→ SET EXERCISE: Below you will find a set of lines. Repeat them all exactly.

→ RECORDS FOR THIS EXERCISE:
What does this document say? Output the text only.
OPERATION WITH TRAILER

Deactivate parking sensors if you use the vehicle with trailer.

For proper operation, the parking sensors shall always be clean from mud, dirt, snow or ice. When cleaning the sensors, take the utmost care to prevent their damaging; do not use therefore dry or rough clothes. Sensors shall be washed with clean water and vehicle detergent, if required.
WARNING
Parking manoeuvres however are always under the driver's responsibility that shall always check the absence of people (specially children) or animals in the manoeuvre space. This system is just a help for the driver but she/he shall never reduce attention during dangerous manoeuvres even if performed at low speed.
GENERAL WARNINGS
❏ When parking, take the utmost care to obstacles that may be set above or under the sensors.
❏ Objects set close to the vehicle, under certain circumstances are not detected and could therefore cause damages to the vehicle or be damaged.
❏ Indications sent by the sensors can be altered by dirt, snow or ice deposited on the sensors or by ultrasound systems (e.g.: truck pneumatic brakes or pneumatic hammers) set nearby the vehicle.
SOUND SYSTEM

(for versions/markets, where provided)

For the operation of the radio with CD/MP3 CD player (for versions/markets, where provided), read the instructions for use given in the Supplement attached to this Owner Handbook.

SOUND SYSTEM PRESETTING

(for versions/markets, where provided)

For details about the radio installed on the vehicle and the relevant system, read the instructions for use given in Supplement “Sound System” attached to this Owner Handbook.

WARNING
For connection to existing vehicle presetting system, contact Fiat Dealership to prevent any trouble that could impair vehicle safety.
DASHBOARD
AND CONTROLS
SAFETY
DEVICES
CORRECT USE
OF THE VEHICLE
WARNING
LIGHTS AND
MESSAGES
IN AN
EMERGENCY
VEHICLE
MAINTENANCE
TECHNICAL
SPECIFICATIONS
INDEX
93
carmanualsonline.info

→ RESULT:
What does this document say? Output the text only.
OPERATION WITH TRAILER

Deactivate parking sensors if you use the vehicle with trailer.

For proper operation, the parking sensors shall always be clean from mud, dirt, snow or ice. When cleaning the sensors, take the utmost care to prevent their damaging; do not use therefore dry or rough clothes. Sensors shall be washed with clean water and vehicle detergent, if required.
WARNING
Parking manoeuvres however are always under the driver's responsibility that shall always check the absence of people (specially children) or animals in the manoeuvre space. This system is just a help for the driver but she/he shall never reduce attention during dangerous manoeuvres even if performed at low speed.
GENERAL WARNINGS
❏ When parking, take the utmost care to obstacles that may be set above or under the sensors.
❏ Objects set close to the vehicle, under certain circumstances are not detected and could therefore cause damages to the vehicle or be damaged.
❏ Indications sent by the sensors can be altered by dirt, snow or ice deposited on the sensors or by ultrasound systems (e.g.: truck pneumatic brakes or pneumatic hammers) set nearby the vehicle.
SOUND SYSTEM

(for versions/markets, where provided)

For the operation of the radio with CD/MP3 CD player (for versions/markets, where provided), read the instructions for use given in the Supplement attached to this Owner Handbook.

SOUND SYSTEM PRESETTING

(for versions/markets, where provided)

For details about the radio installed on the vehicle and the relevant system, read the instructions for use given in Supplement “Sound System” attached to this Owner Handbook.

WARNING
For connection to existing vehicle presetting system, contact Fiat Dealership to prevent any trouble that could impair vehicle safety.
DASHBOARD
AND CONTROLS
SAFETY
DEVICES
CORRECT USE
OF THE VEHICLE
WARNING
LIGHTS AND
MESSAGES
IN AN
EMERGENCY
VEHICLE
MAINTENANCE
TECHNICAL
SPECIFICATIONS
INDEX
93
carmanualsonline.info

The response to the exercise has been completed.